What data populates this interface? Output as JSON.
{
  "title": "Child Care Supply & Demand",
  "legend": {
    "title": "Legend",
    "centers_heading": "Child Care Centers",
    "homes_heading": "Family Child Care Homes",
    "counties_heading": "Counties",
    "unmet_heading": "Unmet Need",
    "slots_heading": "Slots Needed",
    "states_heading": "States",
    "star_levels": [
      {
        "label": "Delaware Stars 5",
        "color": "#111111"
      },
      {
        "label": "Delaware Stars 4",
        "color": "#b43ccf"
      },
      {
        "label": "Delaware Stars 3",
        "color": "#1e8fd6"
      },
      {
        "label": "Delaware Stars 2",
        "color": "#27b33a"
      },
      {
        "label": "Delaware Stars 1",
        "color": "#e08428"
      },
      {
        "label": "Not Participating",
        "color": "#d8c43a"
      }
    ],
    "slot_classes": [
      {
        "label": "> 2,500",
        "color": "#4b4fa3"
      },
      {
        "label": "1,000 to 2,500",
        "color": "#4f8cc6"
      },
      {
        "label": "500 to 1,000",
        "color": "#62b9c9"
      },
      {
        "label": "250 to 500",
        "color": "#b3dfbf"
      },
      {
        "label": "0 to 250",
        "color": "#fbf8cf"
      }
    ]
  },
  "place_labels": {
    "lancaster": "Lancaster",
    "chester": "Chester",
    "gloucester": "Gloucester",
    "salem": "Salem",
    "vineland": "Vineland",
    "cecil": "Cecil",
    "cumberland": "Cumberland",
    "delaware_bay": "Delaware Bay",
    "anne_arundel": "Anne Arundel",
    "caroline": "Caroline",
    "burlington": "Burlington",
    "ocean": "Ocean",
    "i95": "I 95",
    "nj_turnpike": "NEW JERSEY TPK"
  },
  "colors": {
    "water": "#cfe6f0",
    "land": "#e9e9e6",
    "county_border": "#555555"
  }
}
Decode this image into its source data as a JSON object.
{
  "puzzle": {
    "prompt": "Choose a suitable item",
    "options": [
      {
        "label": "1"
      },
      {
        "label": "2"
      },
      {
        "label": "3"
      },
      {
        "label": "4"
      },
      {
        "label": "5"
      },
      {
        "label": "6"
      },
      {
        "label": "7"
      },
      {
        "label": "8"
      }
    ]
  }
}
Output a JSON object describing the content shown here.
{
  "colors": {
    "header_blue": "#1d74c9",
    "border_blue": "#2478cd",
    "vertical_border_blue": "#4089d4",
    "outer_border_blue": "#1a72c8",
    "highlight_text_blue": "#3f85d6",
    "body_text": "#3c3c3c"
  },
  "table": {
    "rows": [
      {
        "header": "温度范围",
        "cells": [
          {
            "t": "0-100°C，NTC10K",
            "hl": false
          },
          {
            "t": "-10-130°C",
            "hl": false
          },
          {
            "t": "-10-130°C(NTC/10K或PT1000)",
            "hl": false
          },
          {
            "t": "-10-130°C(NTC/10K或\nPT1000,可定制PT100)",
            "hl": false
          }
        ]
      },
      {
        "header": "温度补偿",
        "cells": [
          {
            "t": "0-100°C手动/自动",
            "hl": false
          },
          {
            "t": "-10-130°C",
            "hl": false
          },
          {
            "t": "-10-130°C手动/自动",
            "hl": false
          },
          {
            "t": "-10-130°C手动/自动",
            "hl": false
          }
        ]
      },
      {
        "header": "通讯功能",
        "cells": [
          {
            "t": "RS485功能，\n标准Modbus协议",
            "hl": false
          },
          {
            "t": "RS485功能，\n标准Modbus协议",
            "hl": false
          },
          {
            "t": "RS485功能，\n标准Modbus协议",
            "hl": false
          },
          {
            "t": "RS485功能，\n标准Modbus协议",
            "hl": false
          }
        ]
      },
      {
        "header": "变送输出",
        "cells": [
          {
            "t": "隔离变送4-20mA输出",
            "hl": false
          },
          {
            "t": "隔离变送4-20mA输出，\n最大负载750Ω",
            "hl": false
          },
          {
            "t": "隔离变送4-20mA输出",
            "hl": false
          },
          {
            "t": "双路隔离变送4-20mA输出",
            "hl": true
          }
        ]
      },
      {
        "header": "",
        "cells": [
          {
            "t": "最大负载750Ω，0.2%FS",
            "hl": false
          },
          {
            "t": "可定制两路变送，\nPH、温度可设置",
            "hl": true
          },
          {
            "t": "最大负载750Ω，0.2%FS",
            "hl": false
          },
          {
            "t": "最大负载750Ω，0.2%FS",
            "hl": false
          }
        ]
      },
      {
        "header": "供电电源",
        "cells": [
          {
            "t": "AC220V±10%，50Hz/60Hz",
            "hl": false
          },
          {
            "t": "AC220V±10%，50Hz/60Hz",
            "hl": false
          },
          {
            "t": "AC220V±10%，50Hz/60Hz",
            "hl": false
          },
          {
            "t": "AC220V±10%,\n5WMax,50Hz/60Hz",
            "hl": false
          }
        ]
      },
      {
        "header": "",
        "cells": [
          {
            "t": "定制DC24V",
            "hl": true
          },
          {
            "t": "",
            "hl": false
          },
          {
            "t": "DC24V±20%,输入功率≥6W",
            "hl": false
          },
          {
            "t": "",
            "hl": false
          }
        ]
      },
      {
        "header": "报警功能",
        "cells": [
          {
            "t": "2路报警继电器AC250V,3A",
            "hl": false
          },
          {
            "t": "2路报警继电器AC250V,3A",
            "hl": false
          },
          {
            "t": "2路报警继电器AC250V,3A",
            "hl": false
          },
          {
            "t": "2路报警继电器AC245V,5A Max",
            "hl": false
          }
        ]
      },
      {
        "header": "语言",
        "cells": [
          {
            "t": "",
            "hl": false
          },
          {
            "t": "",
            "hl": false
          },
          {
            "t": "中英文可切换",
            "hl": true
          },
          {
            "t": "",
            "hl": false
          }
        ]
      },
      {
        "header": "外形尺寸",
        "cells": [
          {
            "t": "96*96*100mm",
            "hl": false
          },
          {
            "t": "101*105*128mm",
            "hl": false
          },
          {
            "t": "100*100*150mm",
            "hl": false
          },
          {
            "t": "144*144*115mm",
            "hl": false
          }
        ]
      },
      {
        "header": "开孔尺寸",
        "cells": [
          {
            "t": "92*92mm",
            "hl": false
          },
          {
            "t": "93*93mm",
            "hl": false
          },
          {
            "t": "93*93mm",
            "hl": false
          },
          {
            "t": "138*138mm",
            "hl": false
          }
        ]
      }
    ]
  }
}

============================================================

(What needs to be done): Return every record above exactly as it appears.

(Correct answer):
What data populates this interface? Output as JSON.
{
  "title": "Child Care Supply & Demand",
  "legend": {
    "title": "Legend",
    "centers_heading": "Child Care Centers",
    "homes_heading": "Family Child Care Homes",
    "counties_heading": "Counties",
    "unmet_heading": "Unmet Need",
    "slots_heading": "Slots Needed",
    "states_heading": "States",
    "star_levels": [
      {
        "label": "Delaware Stars 5",
        "color": "#111111"
      },
      {
        "label": "Delaware Stars 4",
        "color": "#b43ccf"
      },
      {
        "label": "Delaware Stars 3",
        "color": "#1e8fd6"
      },
      {
        "label": "Delaware Stars 2",
        "color": "#27b33a"
      },
      {
        "label": "Delaware Stars 1",
        "color": "#e08428"
      },
      {
        "label": "Not Participating",
        "color": "#d8c43a"
      }
    ],
    "slot_classes": [
      {
        "label": "> 2,500",
        "color": "#4b4fa3"
      },
      {
        "label": "1,000 to 2,500",
        "color": "#4f8cc6"
      },
      {
        "label": "500 to 1,000",
        "color": "#62b9c9"
      },
      {
        "label": "250 to 500",
        "color": "#b3dfbf"
      },
      {
        "label": "0 to 250",
        "color": "#fbf8cf"
      }
    ]
  },
  "place_labels": {
    "lancaster": "Lancaster",
    "chester": "Chester",
    "gloucester": "Gloucester",
    "salem": "Salem",
    "vineland": "Vineland",
    "cecil": "Cecil",
    "cumberland": "Cumberland",
    "delaware_bay": "Delaware Bay",
    "anne_arundel": "Anne Arundel",
    "caroline": "Caroline",
    "burlington": "Burlington",
    "ocean": "Ocean",
    "i95": "I 95",
    "nj_turnpike": "NEW JERSEY TPK"
  },
  "colors": {
    "water": "#cfe6f0",
    "land": "#e9e9e6",
    "county_border": "#555555"
  }
}
Decode this image into its source data as a JSON object.
{
  "puzzle": {
    "prompt": "Choose a suitable item",
    "options": [
      {
        "label": "1"
      },
      {
        "label": "2"
      },
      {
        "label": "3"
      },
      {
        "label": "4"
      },
      {
        "label": "5"
      },
      {
        "label": "6"
      },
      {
        "label": "7"
      },
      {
        "label": "8"
      }
    ]
  }
}
Output a JSON object describing the content shown here.
{
  "colors": {
    "header_blue": "#1d74c9",
    "border_blue": "#2478cd",
    "vertical_border_blue": "#4089d4",
    "outer_border_blue": "#1a72c8",
    "highlight_text_blue": "#3f85d6",
    "body_text": "#3c3c3c"
  },
  "table": {
    "rows": [
      {
        "header": "温度范围",
        "cells": [
          {
            "t": "0-100°C，NTC10K",
            "hl": false
          },
          {
            "t": "-10-130°C",
            "hl": false
          },
          {
            "t": "-10-130°C(NTC/10K或PT1000)",
            "hl": false
          },
          {
            "t": "-10-130°C(NTC/10K或\nPT1000,可定制PT100)",
            "hl": false
          }
        ]
      },
      {
        "header": "温度补偿",
        "cells": [
          {
            "t": "0-100°C手动/自动",
            "hl": false
          },
          {
            "t": "-10-130°C",
            "hl": false
          },
          {
            "t": "-10-130°C手动/自动",
            "hl": false
          },
          {
            "t": "-10-130°C手动/自动",
            "hl": false
          }
        ]
      },
      {
        "header": "通讯功能",
        "cells": [
          {
            "t": "RS485功能，\n标准Modbus协议",
            "hl": false
          },
          {
            "t": "RS485功能，\n标准Modbus协议",
            "hl": false
          },
          {
            "t": "RS485功能，\n标准Modbus协议",
            "hl": false
          },
          {
            "t": "RS485功能，\n标准Modbus协议",
            "hl": false
          }
        ]
      },
      {
        "header": "变送输出",
        "cells": [
          {
            "t": "隔离变送4-20mA输出",
            "hl": false
          },
          {
            "t": "隔离变送4-20mA输出，\n最大负载750Ω",
            "hl": false
          },
          {
            "t": "隔离变送4-20mA输出",
            "hl": false
          },
          {
            "t": "双路隔离变送4-20mA输出",
            "hl": true
          }
        ]
      },
      {
        "header": "",
        "cells": [
          {
            "t": "最大负载750Ω，0.2%FS",
            "hl": false
          },
          {
            "t": "可定制两路变送，\nPH、温度可设置",
            "hl": true
          },
          {
            "t": "最大负载750Ω，0.2%FS",
            "hl": false
          },
          {
            "t": "最大负载750Ω，0.2%FS",
            "hl": false
          }
        ]
      },
      {
        "header": "供电电源",
        "cells": [
          {
            "t": "AC220V±10%，50Hz/60Hz",
            "hl": false
          },
          {
            "t": "AC220V±10%，50Hz/60Hz",
            "hl": false
          },
          {
            "t": "AC220V±10%，50Hz/60Hz",
            "hl": false
          },
          {
            "t": "AC220V±10%,\n5WMax,50Hz/60Hz",
            "hl": false
          }
        ]
      },
      {
        "header": "",
        "cells": [
          {
            "t": "定制DC24V",
            "hl": true
          },
          {
            "t": "",
            "hl": false
          },
          {
            "t": "DC24V±20%,输入功率≥6W",
            "hl": false
          },
          {
            "t": "",
            "hl": false
          }
        ]
      },
      {
        "header": "报警功能",
        "cells": [
          {
            "t": "2路报警继电器AC250V,3A",
            "hl": false
          },
          {
            "t": "2路报警继电器AC250V,3A",
            "hl": false
          },
          {
            "t": "2路报警继电器AC250V,3A",
            "hl": false
          },
          {
            "t": "2路报警继电器AC245V,5A Max",
            "hl": false
          }
        ]
      },
      {
        "header": "语言",
        "cells": [
          {
            "t": "",
            "hl": false
          },
          {
            "t": "",
            "hl": false
          },
          {
            "t": "中英文可切换",
            "hl": true
          },
          {
            "t": "",
            "hl": false
          }
        ]
      },
      {
        "header": "外形尺寸",
        "cells": [
          {
            "t": "96*96*100mm",
            "hl": false
          },
          {
            "t": "101*105*128mm",
            "hl": false
          },
          {
            "t": "100*100*150mm",
            "hl": false
          },
          {
            "t": "144*144*115mm",
            "hl": false
          }
        ]
      },
      {
        "header": "开孔尺寸",
        "cells": [
          {
            "t": "92*92mm",
            "hl": false
          },
          {
            "t": "93*93mm",
            "hl": false
          },
          {
            "t": "93*93mm",
            "hl": false
          },
          {
            "t": "138*138mm",
            "hl": false
          }
        ]
      }
    ]
  }
}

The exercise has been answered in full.